#### [Given exercise]
Repeat exactly the lines from the one containing "Extract the structured" through the last line of the records below, both included, and nothing else.

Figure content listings
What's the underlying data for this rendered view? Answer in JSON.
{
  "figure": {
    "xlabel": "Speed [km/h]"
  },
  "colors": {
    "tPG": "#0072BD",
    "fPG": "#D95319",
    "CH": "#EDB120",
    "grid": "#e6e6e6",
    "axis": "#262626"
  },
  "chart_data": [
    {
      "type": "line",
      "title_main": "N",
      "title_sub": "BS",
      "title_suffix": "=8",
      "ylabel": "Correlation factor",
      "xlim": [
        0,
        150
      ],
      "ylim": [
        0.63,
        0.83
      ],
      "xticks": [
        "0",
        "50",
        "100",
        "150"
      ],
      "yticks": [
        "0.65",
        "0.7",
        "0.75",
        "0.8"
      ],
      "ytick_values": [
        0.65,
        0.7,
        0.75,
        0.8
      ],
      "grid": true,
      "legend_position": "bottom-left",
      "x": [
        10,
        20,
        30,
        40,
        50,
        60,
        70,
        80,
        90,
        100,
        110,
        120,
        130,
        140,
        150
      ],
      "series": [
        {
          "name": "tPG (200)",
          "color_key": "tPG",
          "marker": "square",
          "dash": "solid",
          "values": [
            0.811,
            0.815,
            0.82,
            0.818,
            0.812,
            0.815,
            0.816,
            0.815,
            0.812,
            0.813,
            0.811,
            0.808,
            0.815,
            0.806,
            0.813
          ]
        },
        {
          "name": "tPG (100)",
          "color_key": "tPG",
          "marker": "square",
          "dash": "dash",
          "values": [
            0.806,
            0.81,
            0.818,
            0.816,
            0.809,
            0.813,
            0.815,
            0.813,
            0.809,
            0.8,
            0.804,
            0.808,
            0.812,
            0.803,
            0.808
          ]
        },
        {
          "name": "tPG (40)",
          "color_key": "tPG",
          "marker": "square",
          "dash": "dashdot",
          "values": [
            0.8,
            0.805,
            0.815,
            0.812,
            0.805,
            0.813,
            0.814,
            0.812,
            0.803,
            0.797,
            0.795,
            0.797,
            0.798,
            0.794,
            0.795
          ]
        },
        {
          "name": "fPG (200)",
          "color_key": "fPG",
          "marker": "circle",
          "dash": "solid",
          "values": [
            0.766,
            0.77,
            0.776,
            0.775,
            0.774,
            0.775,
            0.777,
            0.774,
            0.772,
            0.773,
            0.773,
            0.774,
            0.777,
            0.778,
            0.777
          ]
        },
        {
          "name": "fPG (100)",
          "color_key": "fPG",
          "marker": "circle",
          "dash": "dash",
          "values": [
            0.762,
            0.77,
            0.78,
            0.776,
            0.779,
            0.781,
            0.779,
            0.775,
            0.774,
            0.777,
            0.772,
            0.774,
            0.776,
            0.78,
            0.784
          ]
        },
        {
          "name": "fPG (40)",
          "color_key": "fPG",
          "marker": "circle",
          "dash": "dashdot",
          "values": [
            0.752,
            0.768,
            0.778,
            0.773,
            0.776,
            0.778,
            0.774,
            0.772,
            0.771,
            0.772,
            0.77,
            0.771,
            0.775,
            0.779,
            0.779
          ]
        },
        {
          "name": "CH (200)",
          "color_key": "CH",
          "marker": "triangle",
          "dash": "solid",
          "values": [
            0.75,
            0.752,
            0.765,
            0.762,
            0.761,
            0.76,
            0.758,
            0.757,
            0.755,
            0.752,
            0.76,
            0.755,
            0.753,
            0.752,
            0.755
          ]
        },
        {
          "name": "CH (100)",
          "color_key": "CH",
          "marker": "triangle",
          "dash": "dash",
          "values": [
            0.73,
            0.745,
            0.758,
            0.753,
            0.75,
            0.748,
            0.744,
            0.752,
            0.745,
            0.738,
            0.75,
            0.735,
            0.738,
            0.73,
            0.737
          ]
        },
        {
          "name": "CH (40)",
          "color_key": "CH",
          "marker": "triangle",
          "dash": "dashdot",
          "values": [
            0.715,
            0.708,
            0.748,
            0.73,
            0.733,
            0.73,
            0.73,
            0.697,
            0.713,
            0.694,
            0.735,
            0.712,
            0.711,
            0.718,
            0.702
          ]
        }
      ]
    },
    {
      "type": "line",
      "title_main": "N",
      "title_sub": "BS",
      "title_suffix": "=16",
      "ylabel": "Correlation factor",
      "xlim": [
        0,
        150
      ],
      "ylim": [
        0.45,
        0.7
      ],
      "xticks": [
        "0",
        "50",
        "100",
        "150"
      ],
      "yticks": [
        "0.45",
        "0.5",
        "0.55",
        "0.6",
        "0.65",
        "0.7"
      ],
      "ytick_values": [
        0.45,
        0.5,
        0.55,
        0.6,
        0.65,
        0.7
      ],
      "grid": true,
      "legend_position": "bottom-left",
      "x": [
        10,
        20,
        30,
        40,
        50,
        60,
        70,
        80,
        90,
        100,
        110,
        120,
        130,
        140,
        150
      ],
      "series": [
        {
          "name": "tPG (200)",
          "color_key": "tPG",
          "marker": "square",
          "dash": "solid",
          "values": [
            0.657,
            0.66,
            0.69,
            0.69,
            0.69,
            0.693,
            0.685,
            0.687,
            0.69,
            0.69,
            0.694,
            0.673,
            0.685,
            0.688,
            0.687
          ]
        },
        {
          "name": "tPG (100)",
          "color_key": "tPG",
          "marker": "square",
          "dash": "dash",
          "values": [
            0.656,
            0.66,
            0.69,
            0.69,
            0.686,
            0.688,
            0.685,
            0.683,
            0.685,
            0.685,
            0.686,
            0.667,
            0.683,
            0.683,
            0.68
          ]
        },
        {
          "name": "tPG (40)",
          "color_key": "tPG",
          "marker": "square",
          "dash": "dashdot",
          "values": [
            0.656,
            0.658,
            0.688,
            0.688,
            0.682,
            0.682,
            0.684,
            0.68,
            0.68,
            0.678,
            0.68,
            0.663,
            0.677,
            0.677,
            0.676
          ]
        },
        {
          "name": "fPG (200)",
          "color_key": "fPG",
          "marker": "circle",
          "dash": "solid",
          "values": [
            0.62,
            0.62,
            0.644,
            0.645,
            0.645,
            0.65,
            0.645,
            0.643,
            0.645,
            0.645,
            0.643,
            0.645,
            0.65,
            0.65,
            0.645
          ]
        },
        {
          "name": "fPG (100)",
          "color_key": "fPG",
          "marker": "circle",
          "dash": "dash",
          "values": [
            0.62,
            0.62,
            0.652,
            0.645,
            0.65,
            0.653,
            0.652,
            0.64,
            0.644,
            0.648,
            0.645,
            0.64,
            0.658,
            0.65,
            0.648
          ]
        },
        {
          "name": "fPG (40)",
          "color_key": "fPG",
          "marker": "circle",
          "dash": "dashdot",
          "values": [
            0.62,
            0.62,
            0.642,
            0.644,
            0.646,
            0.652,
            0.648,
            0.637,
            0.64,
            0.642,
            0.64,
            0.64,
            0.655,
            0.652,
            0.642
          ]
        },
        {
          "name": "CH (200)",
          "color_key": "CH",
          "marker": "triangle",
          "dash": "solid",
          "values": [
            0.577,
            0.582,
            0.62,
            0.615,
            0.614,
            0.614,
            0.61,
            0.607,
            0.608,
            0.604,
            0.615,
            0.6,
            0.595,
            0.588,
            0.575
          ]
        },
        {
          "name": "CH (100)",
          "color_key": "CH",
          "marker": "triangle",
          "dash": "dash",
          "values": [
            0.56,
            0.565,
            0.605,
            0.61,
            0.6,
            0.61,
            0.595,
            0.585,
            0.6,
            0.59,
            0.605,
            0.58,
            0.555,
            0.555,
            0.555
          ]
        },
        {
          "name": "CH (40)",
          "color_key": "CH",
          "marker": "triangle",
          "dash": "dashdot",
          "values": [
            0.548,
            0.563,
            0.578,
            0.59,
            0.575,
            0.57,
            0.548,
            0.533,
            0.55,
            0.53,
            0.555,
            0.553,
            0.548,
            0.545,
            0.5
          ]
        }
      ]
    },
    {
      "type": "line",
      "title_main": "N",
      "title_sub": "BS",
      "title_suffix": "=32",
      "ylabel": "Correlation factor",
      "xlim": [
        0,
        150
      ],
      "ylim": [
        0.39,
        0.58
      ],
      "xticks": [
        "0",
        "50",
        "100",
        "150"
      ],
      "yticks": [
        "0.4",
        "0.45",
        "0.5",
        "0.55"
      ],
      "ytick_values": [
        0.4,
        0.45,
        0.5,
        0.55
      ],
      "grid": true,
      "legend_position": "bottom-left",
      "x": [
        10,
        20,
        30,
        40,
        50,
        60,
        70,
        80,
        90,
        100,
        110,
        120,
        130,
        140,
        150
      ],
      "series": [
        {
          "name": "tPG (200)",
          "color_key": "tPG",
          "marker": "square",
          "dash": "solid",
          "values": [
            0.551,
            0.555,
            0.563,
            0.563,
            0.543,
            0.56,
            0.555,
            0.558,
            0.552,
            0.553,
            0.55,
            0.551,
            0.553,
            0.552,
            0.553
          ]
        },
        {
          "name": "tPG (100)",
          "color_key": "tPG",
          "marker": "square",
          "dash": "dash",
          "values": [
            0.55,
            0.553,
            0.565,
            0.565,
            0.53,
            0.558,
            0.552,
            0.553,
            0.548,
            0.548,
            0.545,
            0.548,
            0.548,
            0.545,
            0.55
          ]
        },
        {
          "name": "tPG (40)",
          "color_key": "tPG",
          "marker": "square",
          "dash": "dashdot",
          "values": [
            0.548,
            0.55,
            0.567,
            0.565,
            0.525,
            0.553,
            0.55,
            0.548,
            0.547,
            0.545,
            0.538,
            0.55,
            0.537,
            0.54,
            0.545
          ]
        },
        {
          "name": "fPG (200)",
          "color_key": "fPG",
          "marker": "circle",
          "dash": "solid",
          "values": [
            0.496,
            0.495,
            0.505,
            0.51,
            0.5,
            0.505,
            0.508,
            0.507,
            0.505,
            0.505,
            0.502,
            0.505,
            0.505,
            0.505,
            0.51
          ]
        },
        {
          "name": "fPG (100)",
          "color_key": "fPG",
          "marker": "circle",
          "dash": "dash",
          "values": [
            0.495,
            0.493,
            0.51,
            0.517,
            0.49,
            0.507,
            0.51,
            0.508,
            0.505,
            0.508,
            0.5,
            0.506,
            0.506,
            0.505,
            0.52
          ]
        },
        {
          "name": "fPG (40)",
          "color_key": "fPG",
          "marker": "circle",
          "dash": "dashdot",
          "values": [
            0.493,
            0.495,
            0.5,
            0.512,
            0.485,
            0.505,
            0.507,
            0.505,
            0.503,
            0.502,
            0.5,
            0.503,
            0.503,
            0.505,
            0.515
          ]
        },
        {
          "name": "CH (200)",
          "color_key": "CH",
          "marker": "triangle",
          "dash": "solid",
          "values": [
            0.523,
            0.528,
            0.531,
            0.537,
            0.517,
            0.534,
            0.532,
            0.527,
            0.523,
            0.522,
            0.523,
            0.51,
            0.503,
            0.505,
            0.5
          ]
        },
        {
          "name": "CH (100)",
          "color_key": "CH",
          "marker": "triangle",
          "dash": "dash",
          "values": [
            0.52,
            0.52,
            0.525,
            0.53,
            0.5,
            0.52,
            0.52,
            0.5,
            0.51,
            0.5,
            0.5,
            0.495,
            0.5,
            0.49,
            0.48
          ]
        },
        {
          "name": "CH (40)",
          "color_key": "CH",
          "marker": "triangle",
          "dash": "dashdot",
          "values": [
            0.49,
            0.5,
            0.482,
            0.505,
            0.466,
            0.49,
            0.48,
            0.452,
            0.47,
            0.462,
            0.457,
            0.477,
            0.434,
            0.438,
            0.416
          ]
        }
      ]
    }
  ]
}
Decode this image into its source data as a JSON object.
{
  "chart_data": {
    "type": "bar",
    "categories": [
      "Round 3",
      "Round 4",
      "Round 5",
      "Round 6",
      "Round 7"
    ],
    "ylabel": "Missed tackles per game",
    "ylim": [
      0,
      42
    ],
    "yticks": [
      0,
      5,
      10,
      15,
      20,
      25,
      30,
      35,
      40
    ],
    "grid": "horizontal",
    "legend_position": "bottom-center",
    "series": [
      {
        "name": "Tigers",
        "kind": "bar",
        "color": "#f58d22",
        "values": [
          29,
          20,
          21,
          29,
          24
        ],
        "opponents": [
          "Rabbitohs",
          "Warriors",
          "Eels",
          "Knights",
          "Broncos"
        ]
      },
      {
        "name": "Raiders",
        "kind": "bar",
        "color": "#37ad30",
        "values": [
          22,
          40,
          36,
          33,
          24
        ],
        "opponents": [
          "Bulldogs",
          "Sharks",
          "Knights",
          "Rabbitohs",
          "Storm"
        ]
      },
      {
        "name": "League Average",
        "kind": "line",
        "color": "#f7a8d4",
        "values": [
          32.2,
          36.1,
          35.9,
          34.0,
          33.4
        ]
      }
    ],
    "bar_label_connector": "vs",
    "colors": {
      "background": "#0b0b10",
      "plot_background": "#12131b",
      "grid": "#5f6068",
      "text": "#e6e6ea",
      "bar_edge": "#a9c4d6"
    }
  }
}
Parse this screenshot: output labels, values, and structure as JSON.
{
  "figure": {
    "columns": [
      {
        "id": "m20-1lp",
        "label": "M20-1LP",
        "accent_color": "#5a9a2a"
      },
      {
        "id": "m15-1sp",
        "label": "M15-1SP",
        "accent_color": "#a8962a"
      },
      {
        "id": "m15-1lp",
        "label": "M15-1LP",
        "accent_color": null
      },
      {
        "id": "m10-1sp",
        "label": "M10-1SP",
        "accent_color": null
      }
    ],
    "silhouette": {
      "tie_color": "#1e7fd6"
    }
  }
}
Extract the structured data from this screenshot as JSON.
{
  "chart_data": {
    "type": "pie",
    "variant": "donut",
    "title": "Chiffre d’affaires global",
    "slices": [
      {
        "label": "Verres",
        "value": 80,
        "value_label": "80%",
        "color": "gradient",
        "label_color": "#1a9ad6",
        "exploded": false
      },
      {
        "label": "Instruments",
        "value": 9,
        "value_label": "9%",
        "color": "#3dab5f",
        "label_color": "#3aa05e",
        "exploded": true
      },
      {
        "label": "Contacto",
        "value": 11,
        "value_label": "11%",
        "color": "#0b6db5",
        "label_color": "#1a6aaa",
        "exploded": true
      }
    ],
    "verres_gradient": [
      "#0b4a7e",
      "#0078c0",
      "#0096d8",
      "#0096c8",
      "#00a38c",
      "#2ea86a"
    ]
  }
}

#### [Complete response]
Extract the structured data from this screenshot as JSON.
{
  "chart_data": {
    "type": "pie",
    "variant": "donut",
    "title": "Chiffre d’affaires global",
    "slices": [
      {
        "label": "Verres",
        "value": 80,
        "value_label": "80%",
        "color": "gradient",
        "label_color": "#1a9ad6",
        "exploded": false
      },
      {
        "label": "Instruments",
        "value": 9,
        "value_label": "9%",
        "color": "#3dab5f",
        "label_color": "#3aa05e",
        "exploded": true
      },
      {
        "label": "Contacto",
        "value": 11,
        "value_label": "11%",
        "color": "#0b6db5",
        "label_color": "#1a6aaa",
        "exploded": true
      }
    ],
    "verres_gradient": [
      "#0b4a7e",
      "#0078c0",
      "#0096d8",
      "#0096c8",
      "#00a38c",
      "#2ea86a"
    ]
  }
}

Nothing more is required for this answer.